— Begin —

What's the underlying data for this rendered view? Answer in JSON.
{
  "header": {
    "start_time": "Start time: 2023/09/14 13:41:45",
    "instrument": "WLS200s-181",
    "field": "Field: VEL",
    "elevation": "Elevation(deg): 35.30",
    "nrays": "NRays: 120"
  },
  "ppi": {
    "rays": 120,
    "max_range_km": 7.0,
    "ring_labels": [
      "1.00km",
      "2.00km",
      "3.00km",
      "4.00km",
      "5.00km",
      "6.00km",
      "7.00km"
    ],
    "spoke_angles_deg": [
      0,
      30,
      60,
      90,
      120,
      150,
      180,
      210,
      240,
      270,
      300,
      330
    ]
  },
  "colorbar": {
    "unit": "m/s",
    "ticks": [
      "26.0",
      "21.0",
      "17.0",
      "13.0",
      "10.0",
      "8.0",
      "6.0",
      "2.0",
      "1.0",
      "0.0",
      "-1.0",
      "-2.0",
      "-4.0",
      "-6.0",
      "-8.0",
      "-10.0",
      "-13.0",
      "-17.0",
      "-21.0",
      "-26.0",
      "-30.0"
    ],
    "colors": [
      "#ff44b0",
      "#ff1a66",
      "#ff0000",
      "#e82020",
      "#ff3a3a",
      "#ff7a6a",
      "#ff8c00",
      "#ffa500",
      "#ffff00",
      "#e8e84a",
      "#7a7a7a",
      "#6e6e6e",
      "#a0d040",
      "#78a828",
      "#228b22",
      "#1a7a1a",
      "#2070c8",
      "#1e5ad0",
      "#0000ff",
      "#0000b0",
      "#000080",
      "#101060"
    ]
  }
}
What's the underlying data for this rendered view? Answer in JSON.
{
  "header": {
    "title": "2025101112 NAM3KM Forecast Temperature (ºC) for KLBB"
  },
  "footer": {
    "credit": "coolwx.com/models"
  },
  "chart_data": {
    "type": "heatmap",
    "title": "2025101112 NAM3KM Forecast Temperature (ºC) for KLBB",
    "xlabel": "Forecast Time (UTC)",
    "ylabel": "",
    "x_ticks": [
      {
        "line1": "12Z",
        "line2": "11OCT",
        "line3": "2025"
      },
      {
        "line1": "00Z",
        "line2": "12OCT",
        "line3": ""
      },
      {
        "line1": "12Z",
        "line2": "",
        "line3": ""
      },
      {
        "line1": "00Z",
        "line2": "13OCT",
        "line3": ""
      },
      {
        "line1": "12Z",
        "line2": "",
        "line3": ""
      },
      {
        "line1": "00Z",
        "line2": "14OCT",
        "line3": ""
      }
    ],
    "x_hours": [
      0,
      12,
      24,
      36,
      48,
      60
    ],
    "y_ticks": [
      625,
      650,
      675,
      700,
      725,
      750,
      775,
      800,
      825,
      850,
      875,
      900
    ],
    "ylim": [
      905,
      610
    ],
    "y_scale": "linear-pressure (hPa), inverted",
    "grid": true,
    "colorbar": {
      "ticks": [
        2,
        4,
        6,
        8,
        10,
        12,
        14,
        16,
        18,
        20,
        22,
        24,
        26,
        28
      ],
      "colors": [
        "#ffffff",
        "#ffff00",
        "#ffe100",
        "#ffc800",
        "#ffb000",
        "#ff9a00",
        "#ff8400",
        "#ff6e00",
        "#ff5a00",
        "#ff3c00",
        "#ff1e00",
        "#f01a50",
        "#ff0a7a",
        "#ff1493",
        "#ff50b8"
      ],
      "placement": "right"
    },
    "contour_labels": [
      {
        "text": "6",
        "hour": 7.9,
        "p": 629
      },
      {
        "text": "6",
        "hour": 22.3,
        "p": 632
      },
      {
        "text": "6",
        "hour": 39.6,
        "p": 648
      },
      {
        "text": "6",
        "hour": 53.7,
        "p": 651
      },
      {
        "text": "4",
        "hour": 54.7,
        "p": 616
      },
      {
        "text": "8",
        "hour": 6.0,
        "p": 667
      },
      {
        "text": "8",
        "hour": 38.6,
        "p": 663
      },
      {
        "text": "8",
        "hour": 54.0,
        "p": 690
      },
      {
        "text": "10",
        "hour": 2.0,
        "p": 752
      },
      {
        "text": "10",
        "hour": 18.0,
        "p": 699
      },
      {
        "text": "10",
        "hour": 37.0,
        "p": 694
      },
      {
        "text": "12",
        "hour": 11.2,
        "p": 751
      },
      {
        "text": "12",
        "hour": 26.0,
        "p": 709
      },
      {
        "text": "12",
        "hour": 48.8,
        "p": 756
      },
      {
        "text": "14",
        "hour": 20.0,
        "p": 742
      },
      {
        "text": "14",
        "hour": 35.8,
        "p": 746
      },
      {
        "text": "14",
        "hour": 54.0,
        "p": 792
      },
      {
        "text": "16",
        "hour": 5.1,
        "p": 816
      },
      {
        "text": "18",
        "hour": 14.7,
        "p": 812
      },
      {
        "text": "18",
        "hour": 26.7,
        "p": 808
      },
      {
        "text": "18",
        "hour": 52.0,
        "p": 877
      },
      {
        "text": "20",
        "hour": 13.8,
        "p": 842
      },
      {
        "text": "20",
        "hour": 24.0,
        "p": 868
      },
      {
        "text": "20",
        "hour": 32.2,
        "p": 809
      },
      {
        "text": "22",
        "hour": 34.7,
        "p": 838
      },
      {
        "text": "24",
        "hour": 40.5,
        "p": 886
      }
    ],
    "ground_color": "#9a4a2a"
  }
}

— End —

# What is required
The records above should be duplicated in full, exactly as given.

# Exercise answer
What's the underlying data for this rendered view? Answer in JSON.
{
  "header": {
    "start_time": "Start time: 2023/09/14 13:41:45",
    "instrument": "WLS200s-181",
    "field": "Field: VEL",
    "elevation": "Elevation(deg): 35.30",
    "nrays": "NRays: 120"
  },
  "ppi": {
    "rays": 120,
    "max_range_km": 7.0,
    "ring_labels": [
      "1.00km",
      "2.00km",
      "3.00km",
      "4.00km",
      "5.00km",
      "6.00km",
      "7.00km"
    ],
    "spoke_angles_deg": [
      0,
      30,
      60,
      90,
      120,
      150,
      180,
      210,
      240,
      270,
      300,
      330
    ]
  },
  "colorbar": {
    "unit": "m/s",
    "ticks": [
      "26.0",
      "21.0",
      "17.0",
      "13.0",
      "10.0",
      "8.0",
      "6.0",
      "2.0",
      "1.0",
      "0.0",
      "-1.0",
      "-2.0",
      "-4.0",
      "-6.0",
      "-8.0",
      "-10.0",
      "-13.0",
      "-17.0",
      "-21.0",
      "-26.0",
      "-30.0"
    ],
    "colors": [
      "#ff44b0",
      "#ff1a66",
      "#ff0000",
      "#e82020",
      "#ff3a3a",
      "#ff7a6a",
      "#ff8c00",
      "#ffa500",
      "#ffff00",
      "#e8e84a",
      "#7a7a7a",
      "#6e6e6e",
      "#a0d040",
      "#78a828",
      "#228b22",
      "#1a7a1a",
      "#2070c8",
      "#1e5ad0",
      "#0000ff",
      "#0000b0",
      "#000080",
      "#101060"
    ]
  }
}
What's the underlying data for this rendered view? Answer in JSON.
{
  "header": {
    "title": "2025101112 NAM3KM Forecast Temperature (ºC) for KLBB"
  },
  "footer": {
    "credit": "coolwx.com/models"
  },
  "chart_data": {
    "type": "heatmap",
    "title": "2025101112 NAM3KM Forecast Temperature (ºC) for KLBB",
    "xlabel": "Forecast Time (UTC)",
    "ylabel": "",
    "x_ticks": [
      {
        "line1": "12Z",
        "line2": "11OCT",
        "line3": "2025"
      },
      {
        "line1": "00Z",
        "line2": "12OCT",
        "line3": ""
      },
      {
        "line1": "12Z",
        "line2": "",
        "line3": ""
      },
      {
        "line1": "00Z",
        "line2": "13OCT",
        "line3": ""
      },
      {
        "line1": "12Z",
        "line2": "",
        "line3": ""
      },
      {
        "line1": "00Z",
        "line2": "14OCT",
        "line3": ""
      }
    ],
    "x_hours": [
      0,
      12,
      24,
      36,
      48,
      60
    ],
    "y_ticks": [
      625,
      650,
      675,
      700,
      725,
      750,
      775,
      800,
      825,
      850,
      875,
      900
    ],
    "ylim": [
      905,
      610
    ],
    "y_scale": "linear-pressure (hPa), inverted",
    "grid": true,
    "colorbar": {
      "ticks": [
        2,
        4,
        6,
        8,
        10,
        12,
        14,
        16,
        18,
        20,
        22,
        24,
        26,
        28
      ],
      "colors": [
        "#ffffff",
        "#ffff00",
        "#ffe100",
        "#ffc800",
        "#ffb000",
        "#ff9a00",
        "#ff8400",
        "#ff6e00",
        "#ff5a00",
        "#ff3c00",
        "#ff1e00",
        "#f01a50",
        "#ff0a7a",
        "#ff1493",
        "#ff50b8"
      ],
      "placement": "right"
    },
    "contour_labels": [
      {
        "text": "6",
        "hour": 7.9,
        "p": 629
      },
      {
        "text": "6",
        "hour": 22.3,
        "p": 632
      },
      {
        "text": "6",
        "hour": 39.6,
        "p": 648
      },
      {
        "text": "6",
        "hour": 53.7,
        "p": 651
      },
      {
        "text": "4",
        "hour": 54.7,
        "p": 616
      },
      {
        "text": "8",
        "hour": 6.0,
        "p": 667
      },
      {
        "text": "8",
        "hour": 38.6,
        "p": 663
      },
      {
        "text": "8",
        "hour": 54.0,
        "p": 690
      },
      {
        "text": "10",
        "hour": 2.0,
        "p": 752
      },
      {
        "text": "10",
        "hour": 18.0,
        "p": 699
      },
      {
        "text": "10",
        "hour": 37.0,
        "p": 694
      },
      {
        "text": "12",
        "hour": 11.2,
        "p": 751
      },
      {
        "text": "12",
        "hour": 26.0,
        "p": 709
      },
      {
        "text": "12",
        "hour": 48.8,
        "p": 756
      },
      {
        "text": "14",
        "hour": 20.0,
        "p": 742
      },
      {
        "text": "14",
        "hour": 35.8,
        "p": 746
      },
      {
        "text": "14",
        "hour": 54.0,
        "p": 792
      },
      {
        "text": "16",
        "hour": 5.1,
        "p": 816
      },
      {
        "text": "18",
        "hour": 14.7,
        "p": 812
      },
      {
        "text": "18",
        "hour": 26.7,
        "p": 808
      },
      {
        "text": "18",
        "hour": 52.0,
        "p": 877
      },
      {
        "text": "20",
        "hour": 13.8,
        "p": 842
      },
      {
        "text": "20",
        "hour": 24.0,
        "p": 868
      },
      {
        "text": "20",
        "hour": 32.2,
        "p": 809
      },
      {
        "text": "22",
        "hour": 34.7,
        "p": 838
      },
      {
        "text": "24",
        "hour": 40.5,
        "p": 886
      }
    ],
    "ground_color": "#9a4a2a"
  }
}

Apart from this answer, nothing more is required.